— BEGIN PROVIDED DATA —
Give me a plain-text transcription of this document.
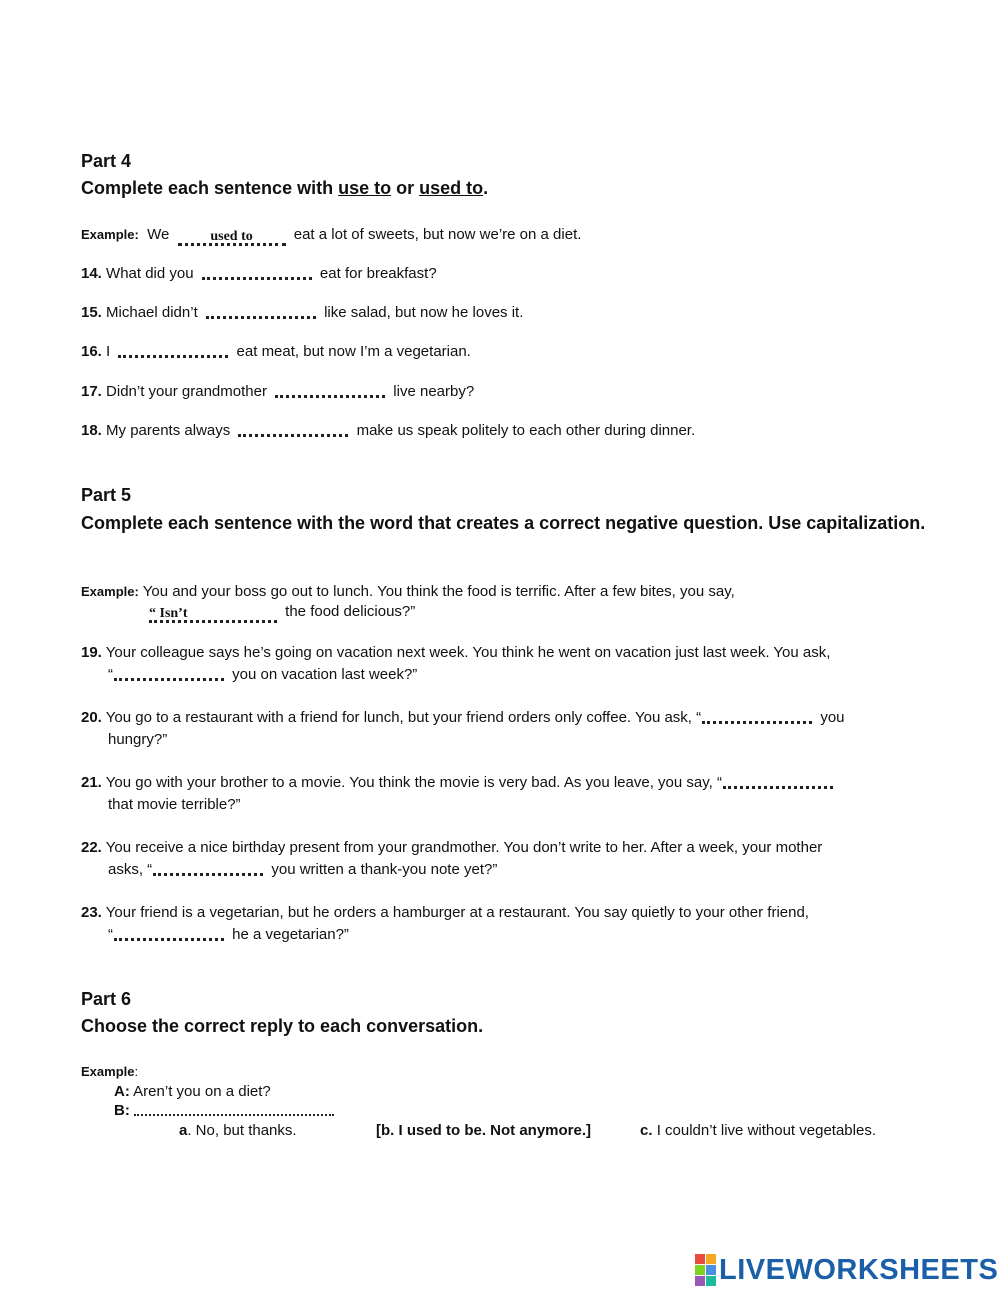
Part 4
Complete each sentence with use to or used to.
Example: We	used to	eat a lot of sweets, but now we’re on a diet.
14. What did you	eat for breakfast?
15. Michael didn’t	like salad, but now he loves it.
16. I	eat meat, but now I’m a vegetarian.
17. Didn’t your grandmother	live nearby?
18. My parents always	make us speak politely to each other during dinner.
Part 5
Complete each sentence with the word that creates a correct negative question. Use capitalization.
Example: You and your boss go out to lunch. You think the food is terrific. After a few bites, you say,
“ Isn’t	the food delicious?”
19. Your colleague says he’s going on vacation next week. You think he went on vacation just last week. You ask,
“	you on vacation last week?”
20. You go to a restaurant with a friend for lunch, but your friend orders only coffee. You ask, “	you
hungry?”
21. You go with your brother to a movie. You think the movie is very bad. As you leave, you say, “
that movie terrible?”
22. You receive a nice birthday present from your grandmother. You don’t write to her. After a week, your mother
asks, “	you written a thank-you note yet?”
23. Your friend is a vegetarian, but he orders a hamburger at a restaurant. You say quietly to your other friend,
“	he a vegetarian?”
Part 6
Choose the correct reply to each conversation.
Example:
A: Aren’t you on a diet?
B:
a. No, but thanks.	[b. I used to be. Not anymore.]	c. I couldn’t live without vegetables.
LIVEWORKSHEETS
— END PROVIDED DATA —
Return all lines with the word "movie" in them.

21. You go with your brother to a movie. You think the movie is very bad. As you leave, you say, “
that movie terrible?”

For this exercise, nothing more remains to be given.